++++ Seçilmiş Bölüm

Adıyaman Barosu Kadın ve Çocuk Hukuku Komisyonu Başkanı Avukat Ferhan Arslan, ülkenin karar alma mekanizmalarında ve mecliste de eşit sayıda yer almak istediklerini söyledi.

Arslan, 5 Aralık Kadının Seçme ve Seçilme Günü nedniyle Baroda düzenlediği basın toplantısında, Türkiye’de, kadınlara seçme ve seçilme hakkı pek çok Avrupa ülkesinden önce tanındığını anımsattı.

++++++++
++++ Veri Kesiti

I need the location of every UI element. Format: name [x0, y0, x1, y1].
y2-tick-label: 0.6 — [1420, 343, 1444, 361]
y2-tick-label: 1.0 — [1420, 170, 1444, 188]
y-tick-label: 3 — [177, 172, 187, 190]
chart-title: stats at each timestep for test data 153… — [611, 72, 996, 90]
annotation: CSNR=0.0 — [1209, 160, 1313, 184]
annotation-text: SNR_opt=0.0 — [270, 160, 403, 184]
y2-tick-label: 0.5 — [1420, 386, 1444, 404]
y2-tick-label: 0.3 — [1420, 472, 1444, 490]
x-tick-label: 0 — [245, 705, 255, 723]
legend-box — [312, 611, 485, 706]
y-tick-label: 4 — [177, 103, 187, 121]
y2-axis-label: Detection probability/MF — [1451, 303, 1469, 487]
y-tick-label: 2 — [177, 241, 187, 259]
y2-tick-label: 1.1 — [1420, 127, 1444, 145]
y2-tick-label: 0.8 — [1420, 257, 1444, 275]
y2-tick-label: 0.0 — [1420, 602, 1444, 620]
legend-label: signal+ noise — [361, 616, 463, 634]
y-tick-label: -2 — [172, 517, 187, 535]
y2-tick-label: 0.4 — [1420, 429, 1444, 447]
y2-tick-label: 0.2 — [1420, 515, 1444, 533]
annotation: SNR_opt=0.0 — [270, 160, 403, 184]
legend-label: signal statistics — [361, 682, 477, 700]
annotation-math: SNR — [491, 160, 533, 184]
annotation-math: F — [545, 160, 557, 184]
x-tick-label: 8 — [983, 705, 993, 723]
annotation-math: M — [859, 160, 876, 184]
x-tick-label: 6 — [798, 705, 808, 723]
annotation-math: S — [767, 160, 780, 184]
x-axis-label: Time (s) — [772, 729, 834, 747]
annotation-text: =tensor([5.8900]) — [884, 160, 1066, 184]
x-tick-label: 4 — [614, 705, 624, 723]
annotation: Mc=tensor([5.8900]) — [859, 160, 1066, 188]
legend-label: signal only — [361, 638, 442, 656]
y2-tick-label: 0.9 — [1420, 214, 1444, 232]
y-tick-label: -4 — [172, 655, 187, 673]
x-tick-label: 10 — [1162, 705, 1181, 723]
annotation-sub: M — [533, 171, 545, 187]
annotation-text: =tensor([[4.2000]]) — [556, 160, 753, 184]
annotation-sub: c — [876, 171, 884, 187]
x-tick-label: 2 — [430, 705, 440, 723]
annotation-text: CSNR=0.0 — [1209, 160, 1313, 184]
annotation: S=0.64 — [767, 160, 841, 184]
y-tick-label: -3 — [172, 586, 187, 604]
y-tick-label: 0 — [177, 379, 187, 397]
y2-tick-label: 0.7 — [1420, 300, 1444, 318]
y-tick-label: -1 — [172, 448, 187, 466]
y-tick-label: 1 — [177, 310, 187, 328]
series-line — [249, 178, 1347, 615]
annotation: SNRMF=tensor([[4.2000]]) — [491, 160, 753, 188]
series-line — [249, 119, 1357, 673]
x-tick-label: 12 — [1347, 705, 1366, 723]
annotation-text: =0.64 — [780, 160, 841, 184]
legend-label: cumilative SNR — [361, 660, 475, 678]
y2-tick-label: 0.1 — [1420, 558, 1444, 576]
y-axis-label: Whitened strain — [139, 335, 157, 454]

++++++++

Görev 1:
Seçilmiş bölüme göre Ferhan Arslan basın toplantısını hangi gün nedeniyle düzenledi?
Görev 2:
Seçilmiş bölümü "Arslan, 5 Aralık" kısmından "önce tanındığını anımsattı." kısmına kadar yeniden yazın ve bu aralıkta "Avrupa" ifadesini "Asya" ile değiştirin.
Bu malzeme başka bir kaynaktan alınmıştır.

Nihai Yanıt 1:
5 Aralık Kadının Seçme ve Seçilme Günü nedeniyle.

Nihai Yanıt 2:
Arslan, 5 Aralık Kadının Seçme ve Seçilme Günü nedniyle Baroda düzenlediği basın toplantısında, Türkiye’de, kadınlara seçme ve seçilme hakkı pek çok Asya ülkesinden önce tanındığını anımsattı.